Goal —
Skip the pictures and repeat each line of the data exactly.

Records to process —
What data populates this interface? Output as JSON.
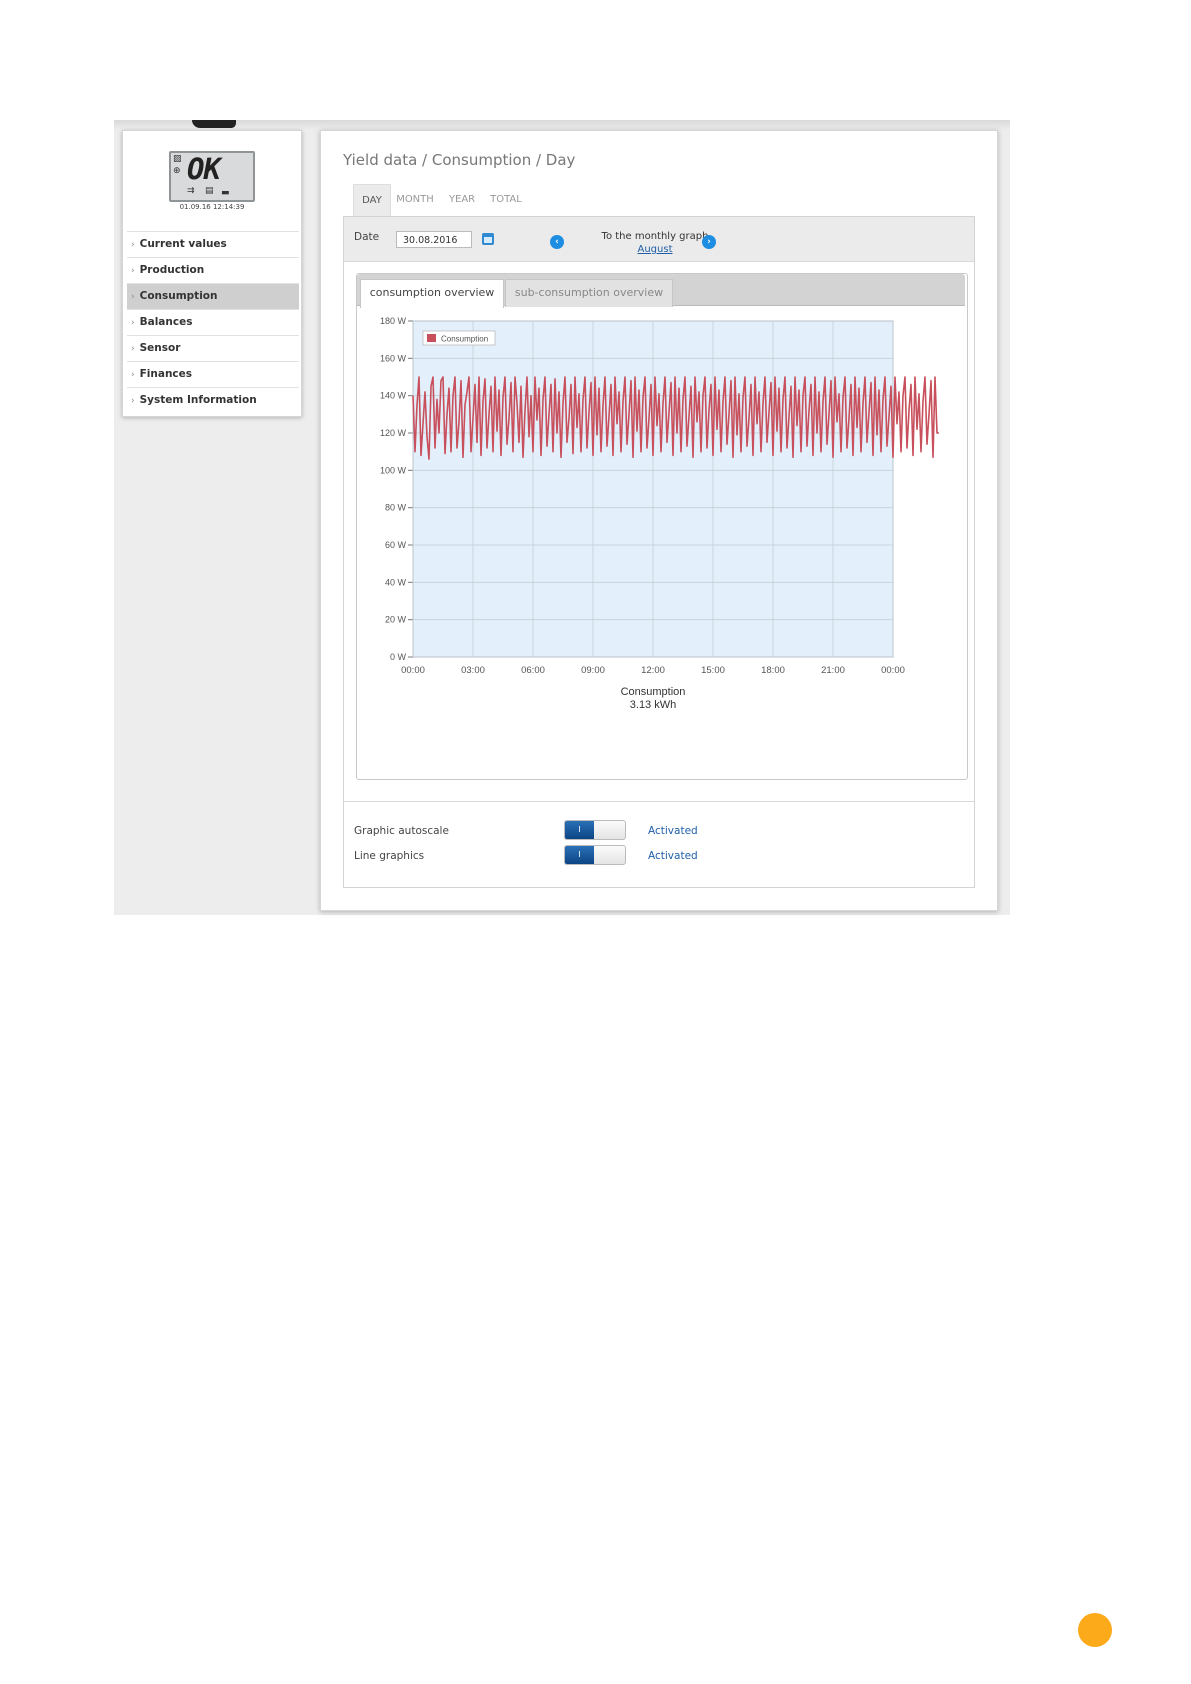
{
  "device": {
    "status_text": "OK",
    "timestamp": "01.09.16 12:14:39"
  },
  "sidebar": {
    "items": [
      {
        "label": "Current values"
      },
      {
        "label": "Production"
      },
      {
        "label": "Consumption"
      },
      {
        "label": "Balances"
      },
      {
        "label": "Sensor"
      },
      {
        "label": "Finances"
      },
      {
        "label": "System Information"
      }
    ],
    "active_item": "Consumption"
  },
  "main": {
    "title": "Yield data / Consumption / Day",
    "period_tabs": [
      {
        "label": "DAY"
      },
      {
        "label": "MONTH"
      },
      {
        "label": "YEAR"
      },
      {
        "label": "TOTAL"
      }
    ],
    "active_period": "DAY",
    "date_label": "Date",
    "date_value": "30.08.2016",
    "monthly_label": "To the monthly graph",
    "monthly_link": "August",
    "chart_tabs": [
      {
        "label": "consumption overview"
      },
      {
        "label": "sub-consumption overview"
      }
    ],
    "active_chart_tab": "consumption overview",
    "settings": [
      {
        "label": "Graphic autoscale",
        "toggle_text": "I",
        "state": "Activated"
      },
      {
        "label": "Line graphics",
        "toggle_text": "I",
        "state": "Activated"
      }
    ]
  },
  "colors": {
    "series": "#c8505c",
    "plot_bg": "#e3f0fb",
    "accent": "#1d8ee2",
    "page_marker": "#fcaa1a"
  },
  "chart_data": {
    "type": "line",
    "x_ticks": [
      "00:00",
      "03:00",
      "06:00",
      "09:00",
      "12:00",
      "15:00",
      "18:00",
      "21:00",
      "00:00"
    ],
    "y_ticks": [
      "0 W",
      "20 W",
      "40 W",
      "60 W",
      "80 W",
      "100 W",
      "120 W",
      "140 W",
      "160 W",
      "180 W"
    ],
    "ylim": [
      0,
      180
    ],
    "xlim": [
      0,
      24
    ],
    "grid": true,
    "legend_position": "top-left",
    "summary_label": "Consumption",
    "summary_value": "3.13 kWh",
    "series": [
      {
        "name": "Consumption",
        "x_step_hours": 0.1,
        "values": [
          140,
          110,
          135,
          150,
          108,
          125,
          142,
          118,
          106,
          145,
          150,
          112,
          138,
          120,
          148,
          150,
          109,
          130,
          144,
          110,
          140,
          150,
          112,
          126,
          148,
          107,
          135,
          142,
          150,
          110,
          128,
          146,
          115,
          150,
          108,
          137,
          149,
          112,
          130,
          145,
          110,
          150,
          121,
          143,
          108,
          139,
          150,
          114,
          128,
          147,
          110,
          150,
          136,
          115,
          145,
          107,
          132,
          150,
          118,
          140,
          110,
          150,
          127,
          144,
          108,
          138,
          150,
          113,
          130,
          146,
          110,
          149,
          120,
          142,
          107,
          136,
          150,
          115,
          128,
          146,
          109,
          150,
          123,
          141,
          110,
          138,
          150,
          112,
          131,
          147,
          108,
          150,
          119,
          144,
          110,
          135,
          150,
          113,
          129,
          146,
          108,
          150,
          125,
          142,
          110,
          137,
          150,
          114,
          130,
          148,
          107,
          150,
          121,
          143,
          110,
          139,
          150,
          112,
          128,
          146,
          108,
          150,
          124,
          141,
          110,
          136,
          150,
          115,
          131,
          147,
          108,
          150,
          120,
          144,
          110,
          138,
          150,
          113,
          129,
          145,
          107,
          150,
          126,
          142,
          110,
          140,
          150,
          112,
          132,
          146,
          108,
          150,
          122,
          143,
          110,
          137,
          150,
          114,
          130,
          148,
          107,
          150,
          119,
          141,
          110,
          139,
          150,
          113,
          128,
          146,
          108,
          150,
          125,
          142,
          110,
          136,
          150,
          115,
          131,
          147,
          108,
          150,
          121,
          144,
          110,
          138,
          150,
          112,
          129,
          145,
          107,
          150,
          124,
          143,
          110,
          140,
          150,
          113,
          132,
          146,
          108,
          150,
          120,
          142,
          110,
          137,
          150,
          114,
          130,
          148,
          107,
          150,
          126,
          141,
          110,
          139,
          150,
          112,
          128,
          146,
          108,
          150,
          123,
          144,
          110,
          136,
          150,
          115,
          131,
          147,
          108,
          150,
          119,
          143,
          110,
          138,
          150,
          113,
          129,
          145,
          107,
          150,
          125,
          142,
          110,
          140,
          150,
          112,
          132,
          146,
          108,
          150,
          122,
          141,
          110,
          137,
          150,
          114,
          130,
          148,
          107,
          150,
          120,
          120
        ]
      }
    ]
  }
}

Exercise answer —
What data populates this interface? Output as JSON.
{
  "device": {
    "status_text": "OK",
    "timestamp": "01.09.16 12:14:39"
  },
  "sidebar": {
    "items": [
      {
        "label": "Current values"
      },
      {
        "label": "Production"
      },
      {
        "label": "Consumption"
      },
      {
        "label": "Balances"
      },
      {
        "label": "Sensor"
      },
      {
        "label": "Finances"
      },
      {
        "label": "System Information"
      }
    ],
    "active_item": "Consumption"
  },
  "main": {
    "title": "Yield data / Consumption / Day",
    "period_tabs": [
      {
        "label": "DAY"
      },
      {
        "label": "MONTH"
      },
      {
        "label": "YEAR"
      },
      {
        "label": "TOTAL"
      }
    ],
    "active_period": "DAY",
    "date_label": "Date",
    "date_value": "30.08.2016",
    "monthly_label": "To the monthly graph",
    "monthly_link": "August",
    "chart_tabs": [
      {
        "label": "consumption overview"
      },
      {
        "label": "sub-consumption overview"
      }
    ],
    "active_chart_tab": "consumption overview",
    "settings": [
      {
        "label": "Graphic autoscale",
        "toggle_text": "I",
        "state": "Activated"
      },
      {
        "label": "Line graphics",
        "toggle_text": "I",
        "state": "Activated"
      }
    ]
  },
  "colors": {
    "series": "#c8505c",
    "plot_bg": "#e3f0fb",
    "accent": "#1d8ee2",
    "page_marker": "#fcaa1a"
  },
  "chart_data": {
    "type": "line",
    "x_ticks": [
      "00:00",
      "03:00",
      "06:00",
      "09:00",
      "12:00",
      "15:00",
      "18:00",
      "21:00",
      "00:00"
    ],
    "y_ticks": [
      "0 W",
      "20 W",
      "40 W",
      "60 W",
      "80 W",
      "100 W",
      "120 W",
      "140 W",
      "160 W",
      "180 W"
    ],
    "ylim": [
      0,
      180
    ],
    "xlim": [
      0,
      24
    ],
    "grid": true,
    "legend_position": "top-left",
    "summary_label": "Consumption",
    "summary_value": "3.13 kWh",
    "series": [
      {
        "name": "Consumption",
        "x_step_hours": 0.1,
        "values": [
          140,
          110,
          135,
          150,
          108,
          125,
          142,
          118,
          106,
          145,
          150,
          112,
          138,
          120,
          148,
          150,
          109,
          130,
          144,
          110,
          140,
          150,
          112,
          126,
          148,
          107,
          135,
          142,
          150,
          110,
          128,
          146,
          115,
          150,
          108,
          137,
          149,
          112,
          130,
          145,
          110,
          150,
          121,
          143,
          108,
          139,
          150,
          114,
          128,
          147,
          110,
          150,
          136,
          115,
          145,
          107,
          132,
          150,
          118,
          140,
          110,
          150,
          127,
          144,
          108,
          138,
          150,
          113,
          130,
          146,
          110,
          149,
          120,
          142,
          107,
          136,
          150,
          115,
          128,
          146,
          109,
          150,
          123,
          141,
          110,
          138,
          150,
          112,
          131,
          147,
          108,
          150,
          119,
          144,
          110,
          135,
          150,
          113,
          129,
          146,
          108,
          150,
          125,
          142,
          110,
          137,
          150,
          114,
          130,
          148,
          107,
          150,
          121,
          143,
          110,
          139,
          150,
          112,
          128,
          146,
          108,
          150,
          124,
          141,
          110,
          136,
          150,
          115,
          131,
          147,
          108,
          150,
          120,
          144,
          110,
          138,
          150,
          113,
          129,
          145,
          107,
          150,
          126,
          142,
          110,
          140,
          150,
          112,
          132,
          146,
          108,
          150,
          122,
          143,
          110,
          137,
          150,
          114,
          130,
          148,
          107,
          150,
          119,
          141,
          110,
          139,
          150,
          113,
          128,
          146,
          108,
          150,
          125,
          142,
          110,
          136,
          150,
          115,
          131,
          147,
          108,
          150,
          121,
          144,
          110,
          138,
          150,
          112,
          129,
          145,
          107,
          150,
          124,
          143,
          110,
          140,
          150,
          113,
          132,
          146,
          108,
          150,
          120,
          142,
          110,
          137,
          150,
          114,
          130,
          148,
          107,
          150,
          126,
          141,
          110,
          139,
          150,
          112,
          128,
          146,
          108,
          150,
          123,
          144,
          110,
          136,
          150,
          115,
          131,
          147,
          108,
          150,
          119,
          143,
          110,
          138,
          150,
          113,
          129,
          145,
          107,
          150,
          125,
          142,
          110,
          140,
          150,
          112,
          132,
          146,
          108,
          150,
          122,
          141,
          110,
          137,
          150,
          114,
          130,
          148,
          107,
          150,
          120,
          120
        ]
      }
    ]
  }
}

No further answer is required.